**Problem statement:** Locate every line in the records below that holds the word "Additional" and return each one.

======== Records for the exercise ========

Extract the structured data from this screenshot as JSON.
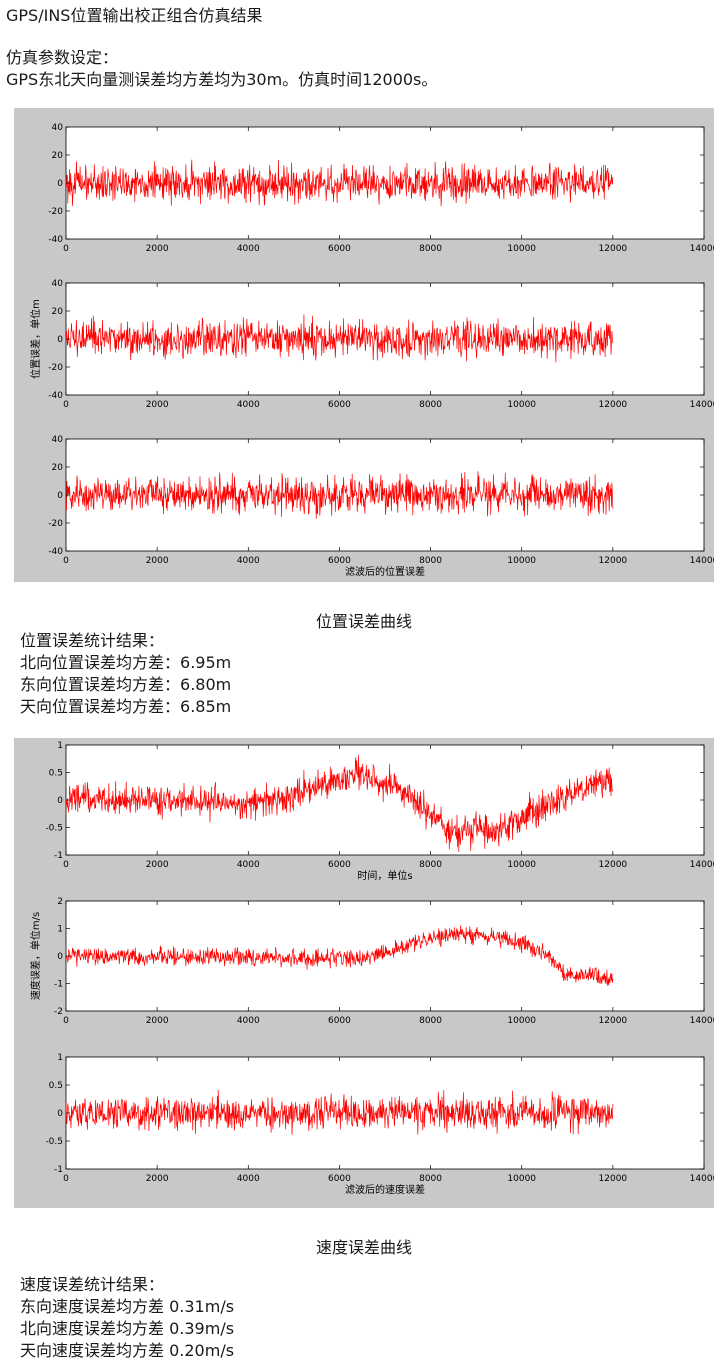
{
  "page": {
    "title": "GPS/INS位置输出校正组合仿真结果",
    "sim_heading": "仿真参数设定：",
    "sim_line": "GPS东北天向量测误差均方差均为30m。仿真时间12000s。"
  },
  "position_section": {
    "caption": "位置误差曲线",
    "stats_heading": "位置误差统计结果：",
    "stats": [
      {
        "label": "北向位置误差均方差：",
        "value": "6.95m"
      },
      {
        "label": "东向位置误差均方差：",
        "value": "6.80m"
      },
      {
        "label": "天向位置误差均方差：",
        "value": "6.85m"
      }
    ]
  },
  "velocity_section": {
    "caption": "速度误差曲线",
    "stats_heading": "速度误差统计结果：",
    "stats": [
      {
        "label": "东向速度误差均方差",
        "value": "0.31m/s"
      },
      {
        "label": "北向速度误差均方差",
        "value": "0.39m/s"
      },
      {
        "label": "天向速度误差均方差",
        "value": "0.20m/s"
      }
    ]
  },
  "colors": {
    "series": "#ff0000",
    "figure_bg": "#c8c8c8",
    "axes_bg": "#ffffff"
  },
  "chart_data": [
    {
      "type": "line",
      "figure": "position",
      "xlim": [
        0,
        14000
      ],
      "xticks": [
        0,
        2000,
        4000,
        6000,
        8000,
        10000,
        12000,
        14000
      ],
      "ylim": [
        -40,
        40
      ],
      "yticks": [
        -40,
        -20,
        0,
        20,
        40
      ],
      "xlabel": "",
      "ylabel": "",
      "data_x_range": [
        0,
        12000
      ],
      "trend": [
        [
          0,
          0
        ],
        [
          12000,
          0
        ]
      ],
      "noise_amplitude": 8,
      "grid": false
    },
    {
      "type": "line",
      "figure": "position",
      "xlim": [
        0,
        14000
      ],
      "xticks": [
        0,
        2000,
        4000,
        6000,
        8000,
        10000,
        12000,
        14000
      ],
      "ylim": [
        -40,
        40
      ],
      "yticks": [
        -40,
        -20,
        0,
        20,
        40
      ],
      "xlabel": "",
      "ylabel": "位置误差，单位m",
      "data_x_range": [
        0,
        12000
      ],
      "trend": [
        [
          0,
          0
        ],
        [
          12000,
          0
        ]
      ],
      "noise_amplitude": 8,
      "grid": false
    },
    {
      "type": "line",
      "figure": "position",
      "xlim": [
        0,
        14000
      ],
      "xticks": [
        0,
        2000,
        4000,
        6000,
        8000,
        10000,
        12000,
        14000
      ],
      "ylim": [
        -40,
        40
      ],
      "yticks": [
        -40,
        -20,
        0,
        20,
        40
      ],
      "xlabel": "滤波后的位置误差",
      "ylabel": "",
      "data_x_range": [
        0,
        12000
      ],
      "trend": [
        [
          0,
          0
        ],
        [
          12000,
          0
        ]
      ],
      "noise_amplitude": 8,
      "grid": false
    },
    {
      "type": "line",
      "figure": "velocity",
      "xlim": [
        0,
        14000
      ],
      "xticks": [
        0,
        2000,
        4000,
        6000,
        8000,
        10000,
        12000,
        14000
      ],
      "ylim": [
        -1,
        1
      ],
      "yticks": [
        -1,
        -0.5,
        0,
        0.5,
        1
      ],
      "xlabel": "时间，单位s",
      "ylabel": "",
      "data_x_range": [
        0,
        12000
      ],
      "trend": [
        [
          0,
          0.05
        ],
        [
          3000,
          0
        ],
        [
          4000,
          -0.1
        ],
        [
          5000,
          0.1
        ],
        [
          6500,
          0.5
        ],
        [
          7500,
          0.1
        ],
        [
          8500,
          -0.6
        ],
        [
          9500,
          -0.5
        ],
        [
          10500,
          -0.1
        ],
        [
          12000,
          0.4
        ]
      ],
      "noise_amplitude": 0.18,
      "grid": false
    },
    {
      "type": "line",
      "figure": "velocity",
      "xlim": [
        0,
        14000
      ],
      "xticks": [
        0,
        2000,
        4000,
        6000,
        8000,
        10000,
        12000,
        14000
      ],
      "ylim": [
        -2,
        2
      ],
      "yticks": [
        -2,
        -1,
        0,
        1,
        2
      ],
      "xlabel": "",
      "ylabel": "速度误差，单位m/s",
      "data_x_range": [
        0,
        12000
      ],
      "trend": [
        [
          0,
          0
        ],
        [
          6500,
          -0.1
        ],
        [
          7500,
          0.4
        ],
        [
          8500,
          0.8
        ],
        [
          9500,
          0.7
        ],
        [
          10500,
          0.1
        ],
        [
          11000,
          -0.7
        ],
        [
          12000,
          -0.8
        ]
      ],
      "noise_amplitude": 0.2,
      "grid": false
    },
    {
      "type": "line",
      "figure": "velocity",
      "xlim": [
        0,
        14000
      ],
      "xticks": [
        0,
        2000,
        4000,
        6000,
        8000,
        10000,
        12000,
        14000
      ],
      "ylim": [
        -1,
        1
      ],
      "yticks": [
        -1,
        -0.5,
        0,
        0.5,
        1
      ],
      "xlabel": "滤波后的速度误差",
      "ylabel": "",
      "data_x_range": [
        0,
        12000
      ],
      "trend": [
        [
          0,
          0
        ],
        [
          12000,
          0
        ]
      ],
      "noise_amplitude": 0.18,
      "grid": false
    }
  ]
}
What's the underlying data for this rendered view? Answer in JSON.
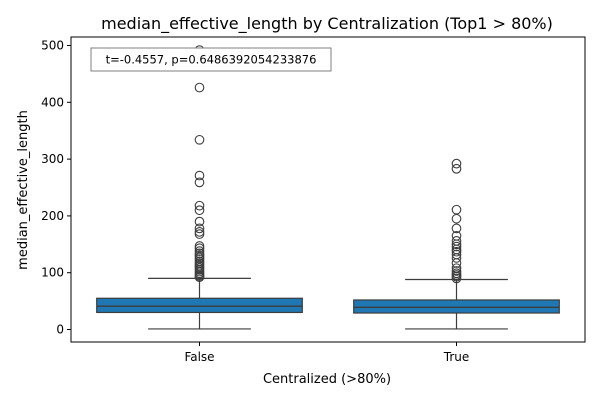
{
  "chart_data": {
    "type": "box",
    "title": "median_effective_length by Centralization (Top1 > 80%)",
    "xlabel": "Centralized (>80%)",
    "ylabel": "median_effective_length",
    "ylim": [
      -22,
      515
    ],
    "yticks": [
      0,
      100,
      200,
      300,
      400,
      500
    ],
    "grid": false,
    "legend": "none",
    "annotation": "t=-0.4557, p=0.6486392054233876",
    "categories": [
      "False",
      "True"
    ],
    "box_color": "#1f77b4",
    "groups": [
      {
        "label": "False",
        "whisker_low": 1,
        "q1": 30,
        "median": 41,
        "q3": 55,
        "whisker_high": 90,
        "outliers": [
          492,
          426,
          334,
          271,
          259,
          218,
          210,
          190,
          178,
          172,
          168,
          147,
          143,
          138,
          134,
          130,
          127,
          124,
          120,
          117,
          114,
          111,
          108,
          105,
          102,
          99,
          96,
          94,
          92
        ]
      },
      {
        "label": "True",
        "whisker_low": 1,
        "q1": 29,
        "median": 39,
        "q3": 52,
        "whisker_high": 88,
        "outliers": [
          292,
          283,
          211,
          195,
          178,
          165,
          156,
          150,
          146,
          141,
          137,
          132,
          126,
          117,
          108,
          103,
          99,
          96,
          93,
          90
        ]
      }
    ]
  }
}
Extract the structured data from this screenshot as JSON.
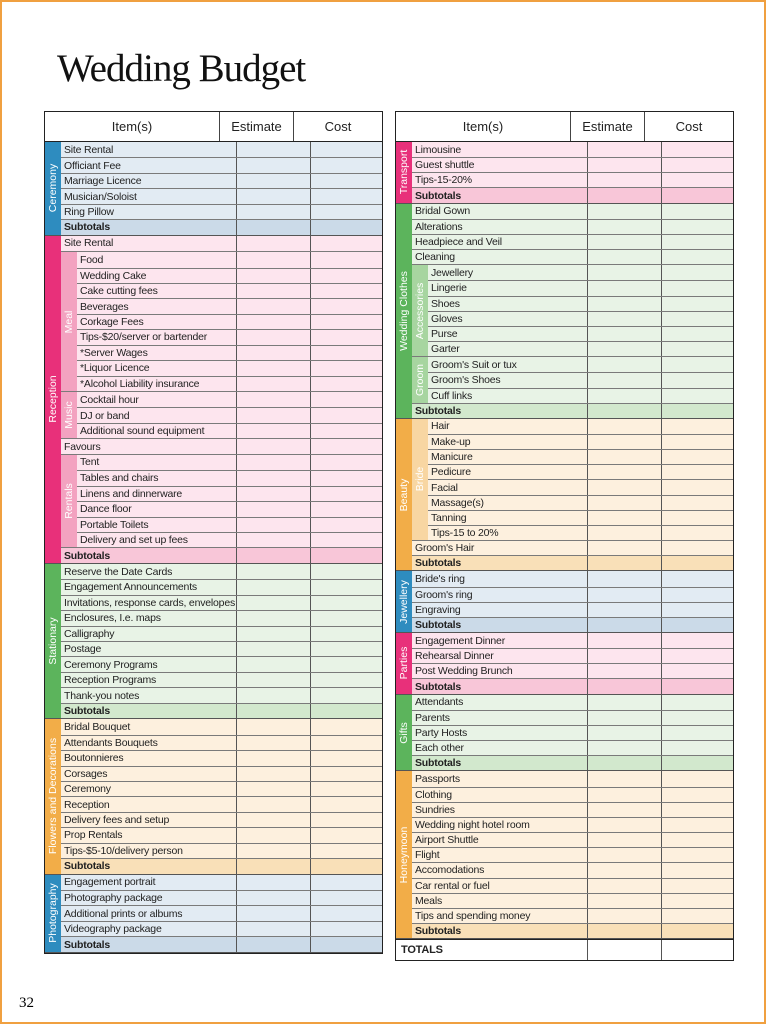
{
  "title": "Wedding Budget",
  "page_number": "32",
  "headers": {
    "item": "Item(s)",
    "estimate": "Estimate",
    "cost": "Cost"
  },
  "subtotal_label": "Subtotals",
  "totals_label": "TOTALS",
  "colors": {
    "blue": {
      "band": "#2e8cbf",
      "sub": "#b9cde0",
      "row": "#e2ebf3",
      "subt": "#cbdae8"
    },
    "pink": {
      "band": "#e8307a",
      "sub": "#f3a2c0",
      "row": "#fde5ee",
      "subt": "#f8c6d8"
    },
    "green": {
      "band": "#5cb45c",
      "sub": "#a7d5a0",
      "row": "#e8f3e6",
      "subt": "#d2e8cd"
    },
    "orange": {
      "band": "#f2ad48",
      "sub": "#f8d6a2",
      "row": "#fdf0de",
      "subt": "#f9e0b8"
    }
  },
  "left": {
    "sections": [
      {
        "label": "Ceremony",
        "color": "blue",
        "items": [
          "Site Rental",
          "Officiant Fee",
          "Marriage Licence",
          "Musician/Soloist",
          "Ring Pillow"
        ]
      },
      {
        "label": "Reception",
        "color": "pink",
        "items": [
          "Site Rental",
          {
            "group": "Meal",
            "items": [
              "Food",
              "Wedding Cake",
              "Cake cutting fees",
              "Beverages",
              "Corkage Fees",
              "Tips-$20/server or bartender",
              "*Server Wages",
              "*Liquor Licence",
              "*Alcohol Liability insurance"
            ]
          },
          {
            "group": "Music",
            "items": [
              "Cocktail hour",
              "DJ or band",
              "Additional sound equipment"
            ]
          },
          "Favours",
          {
            "group": "Rentals",
            "items": [
              "Tent",
              "Tables and chairs",
              "Linens and dinnerware",
              "Dance floor",
              "Portable Toilets",
              "Delivery and set up fees"
            ]
          }
        ]
      },
      {
        "label": "Stationary",
        "color": "green",
        "items": [
          "Reserve the Date Cards",
          "Engagement Announcements",
          "Invitations, response cards, envelopes",
          "Enclosures, I.e. maps",
          "Calligraphy",
          "Postage",
          "Ceremony Programs",
          "Reception Programs",
          "Thank-you notes"
        ]
      },
      {
        "label": "Flowers and Decorations",
        "color": "orange",
        "items": [
          "Bridal Bouquet",
          "Attendants Bouquets",
          "Boutonnieres",
          "Corsages",
          "Ceremony",
          "Reception",
          "Delivery fees and setup",
          "Prop Rentals",
          "Tips-$5-10/delivery person"
        ]
      },
      {
        "label": "Photography",
        "color": "blue",
        "items": [
          "Engagement portrait",
          "Photography package",
          "Additional prints or albums",
          "Videography package"
        ]
      }
    ]
  },
  "right": {
    "sections": [
      {
        "label": "Transport",
        "color": "pink",
        "items": [
          "Limousine",
          "Guest shuttle",
          "Tips-15-20%"
        ]
      },
      {
        "label": "Wedding Clothes",
        "color": "green",
        "items": [
          "Bridal Gown",
          "Alterations",
          "Headpiece and Veil",
          "Cleaning",
          {
            "group": "Accessories",
            "items": [
              "Jewellery",
              "Lingerie",
              "Shoes",
              "Gloves",
              "Purse",
              "Garter"
            ]
          },
          {
            "group": "Groom",
            "items": [
              "Groom's Suit or tux",
              "Groom's Shoes",
              "Cuff links"
            ]
          }
        ]
      },
      {
        "label": "Beauty",
        "color": "orange",
        "items": [
          {
            "group": "Bride",
            "items": [
              "Hair",
              "Make-up",
              "Manicure",
              "Pedicure",
              "Facial",
              "Massage(s)",
              "Tanning",
              "Tips-15 to 20%"
            ]
          },
          "Groom's Hair"
        ]
      },
      {
        "label": "Jewellery",
        "color": "blue",
        "items": [
          "Bride's ring",
          "Groom's ring",
          "Engraving"
        ]
      },
      {
        "label": "Parties",
        "color": "pink",
        "items": [
          "Engagement Dinner",
          "Rehearsal Dinner",
          "Post Wedding Brunch"
        ]
      },
      {
        "label": "Gifts",
        "color": "green",
        "items": [
          "Attendants",
          "Parents",
          "Party Hosts",
          "Each other"
        ]
      },
      {
        "label": "Honeymoon",
        "color": "orange",
        "items": [
          "Passports",
          "Clothing",
          "Sundries",
          "Wedding night hotel room",
          "Airport Shuttle",
          "Flight",
          "Accomodations",
          "Car rental or fuel",
          "Meals",
          "Tips and spending money"
        ]
      }
    ]
  }
}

========

**Finished answer:**
              "Additional sound equipment"
          "Additional prints or albums",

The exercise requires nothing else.